* [PROVIDED ENTRIES]:
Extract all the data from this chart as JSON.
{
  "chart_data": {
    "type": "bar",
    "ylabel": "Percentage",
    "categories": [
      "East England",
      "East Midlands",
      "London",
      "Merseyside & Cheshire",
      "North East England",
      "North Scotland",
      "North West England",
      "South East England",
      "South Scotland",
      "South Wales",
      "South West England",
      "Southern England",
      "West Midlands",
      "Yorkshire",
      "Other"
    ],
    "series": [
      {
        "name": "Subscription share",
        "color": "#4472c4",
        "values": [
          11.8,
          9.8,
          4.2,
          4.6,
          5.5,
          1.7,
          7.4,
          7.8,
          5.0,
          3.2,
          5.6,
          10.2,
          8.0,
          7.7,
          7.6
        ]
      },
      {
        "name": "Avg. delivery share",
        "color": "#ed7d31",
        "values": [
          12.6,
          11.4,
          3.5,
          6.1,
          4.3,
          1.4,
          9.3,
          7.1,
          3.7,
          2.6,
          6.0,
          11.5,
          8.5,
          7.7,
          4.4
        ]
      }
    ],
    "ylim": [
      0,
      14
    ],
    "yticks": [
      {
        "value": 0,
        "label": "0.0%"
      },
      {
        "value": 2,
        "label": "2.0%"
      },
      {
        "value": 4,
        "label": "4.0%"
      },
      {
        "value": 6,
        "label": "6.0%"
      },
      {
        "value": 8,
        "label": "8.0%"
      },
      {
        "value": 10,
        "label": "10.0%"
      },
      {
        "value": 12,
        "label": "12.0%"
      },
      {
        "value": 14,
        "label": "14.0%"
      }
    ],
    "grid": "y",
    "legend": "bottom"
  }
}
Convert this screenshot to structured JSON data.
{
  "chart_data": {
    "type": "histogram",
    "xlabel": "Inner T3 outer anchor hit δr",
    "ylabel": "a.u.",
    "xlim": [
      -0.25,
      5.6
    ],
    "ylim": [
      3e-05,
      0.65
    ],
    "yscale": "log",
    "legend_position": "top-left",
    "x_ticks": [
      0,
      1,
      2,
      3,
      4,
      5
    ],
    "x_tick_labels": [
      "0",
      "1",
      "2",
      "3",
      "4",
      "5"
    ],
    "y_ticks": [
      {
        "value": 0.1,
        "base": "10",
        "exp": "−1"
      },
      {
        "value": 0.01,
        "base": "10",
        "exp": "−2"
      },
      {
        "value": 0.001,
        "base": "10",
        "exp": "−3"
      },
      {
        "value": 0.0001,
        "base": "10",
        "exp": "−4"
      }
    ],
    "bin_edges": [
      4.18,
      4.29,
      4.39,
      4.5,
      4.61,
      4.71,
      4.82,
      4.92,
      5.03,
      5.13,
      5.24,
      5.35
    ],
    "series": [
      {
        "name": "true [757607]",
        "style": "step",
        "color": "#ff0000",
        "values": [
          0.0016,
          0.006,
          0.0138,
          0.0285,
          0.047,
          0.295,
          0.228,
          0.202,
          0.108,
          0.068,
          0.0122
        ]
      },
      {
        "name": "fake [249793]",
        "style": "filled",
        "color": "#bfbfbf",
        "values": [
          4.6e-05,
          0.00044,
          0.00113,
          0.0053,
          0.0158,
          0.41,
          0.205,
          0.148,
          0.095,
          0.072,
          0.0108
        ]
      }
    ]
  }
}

* [INSTRUCTIONS FOR THE TASK]:
Transcribe every entry exactly.

* [EXERCISE RESULT]:
Extract all the data from this chart as JSON.
{
  "chart_data": {
    "type": "bar",
    "ylabel": "Percentage",
    "categories": [
      "East England",
      "East Midlands",
      "London",
      "Merseyside & Cheshire",
      "North East England",
      "North Scotland",
      "North West England",
      "South East England",
      "South Scotland",
      "South Wales",
      "South West England",
      "Southern England",
      "West Midlands",
      "Yorkshire",
      "Other"
    ],
    "series": [
      {
        "name": "Subscription share",
        "color": "#4472c4",
        "values": [
          11.8,
          9.8,
          4.2,
          4.6,
          5.5,
          1.7,
          7.4,
          7.8,
          5.0,
          3.2,
          5.6,
          10.2,
          8.0,
          7.7,
          7.6
        ]
      },
      {
        "name": "Avg. delivery share",
        "color": "#ed7d31",
        "values": [
          12.6,
          11.4,
          3.5,
          6.1,
          4.3,
          1.4,
          9.3,
          7.1,
          3.7,
          2.6,
          6.0,
          11.5,
          8.5,
          7.7,
          4.4
        ]
      }
    ],
    "ylim": [
      0,
      14
    ],
    "yticks": [
      {
        "value": 0,
        "label": "0.0%"
      },
      {
        "value": 2,
        "label": "2.0%"
      },
      {
        "value": 4,
        "label": "4.0%"
      },
      {
        "value": 6,
        "label": "6.0%"
      },
      {
        "value": 8,
        "label": "8.0%"
      },
      {
        "value": 10,
        "label": "10.0%"
      },
      {
        "value": 12,
        "label": "12.0%"
      },
      {
        "value": 14,
        "label": "14.0%"
      }
    ],
    "grid": "y",
    "legend": "bottom"
  }
}
Convert this screenshot to structured JSON data.
{
  "chart_data": {
    "type": "histogram",
    "xlabel": "Inner T3 outer anchor hit δr",
    "ylabel": "a.u.",
    "xlim": [
      -0.25,
      5.6
    ],
    "ylim": [
      3e-05,
      0.65
    ],
    "yscale": "log",
    "legend_position": "top-left",
    "x_ticks": [
      0,
      1,
      2,
      3,
      4,
      5
    ],
    "x_tick_labels": [
      "0",
      "1",
      "2",
      "3",
      "4",
      "5"
    ],
    "y_ticks": [
      {
        "value": 0.1,
        "base": "10",
        "exp": "−1"
      },
      {
        "value": 0.01,
        "base": "10",
        "exp": "−2"
      },
      {
        "value": 0.001,
        "base": "10",
        "exp": "−3"
      },
      {
        "value": 0.0001,
        "base": "10",
        "exp": "−4"
      }
    ],
    "bin_edges": [
      4.18,
      4.29,
      4.39,
      4.5,
      4.61,
      4.71,
      4.82,
      4.92,
      5.03,
      5.13,
      5.24,
      5.35
    ],
    "series": [
      {
        "name": "true [757607]",
        "style": "step",
        "color": "#ff0000",
        "values": [
          0.0016,
          0.006,
          0.0138,
          0.0285,
          0.047,
          0.295,
          0.228,
          0.202,
          0.108,
          0.068,
          0.0122
        ]
      },
      {
        "name": "fake [249793]",
        "style": "filled",
        "color": "#bfbfbf",
        "values": [
          4.6e-05,
          0.00044,
          0.00113,
          0.0053,
          0.0158,
          0.41,
          0.205,
          0.148,
          0.095,
          0.072,
          0.0108
        ]
      }
    ]
  }
}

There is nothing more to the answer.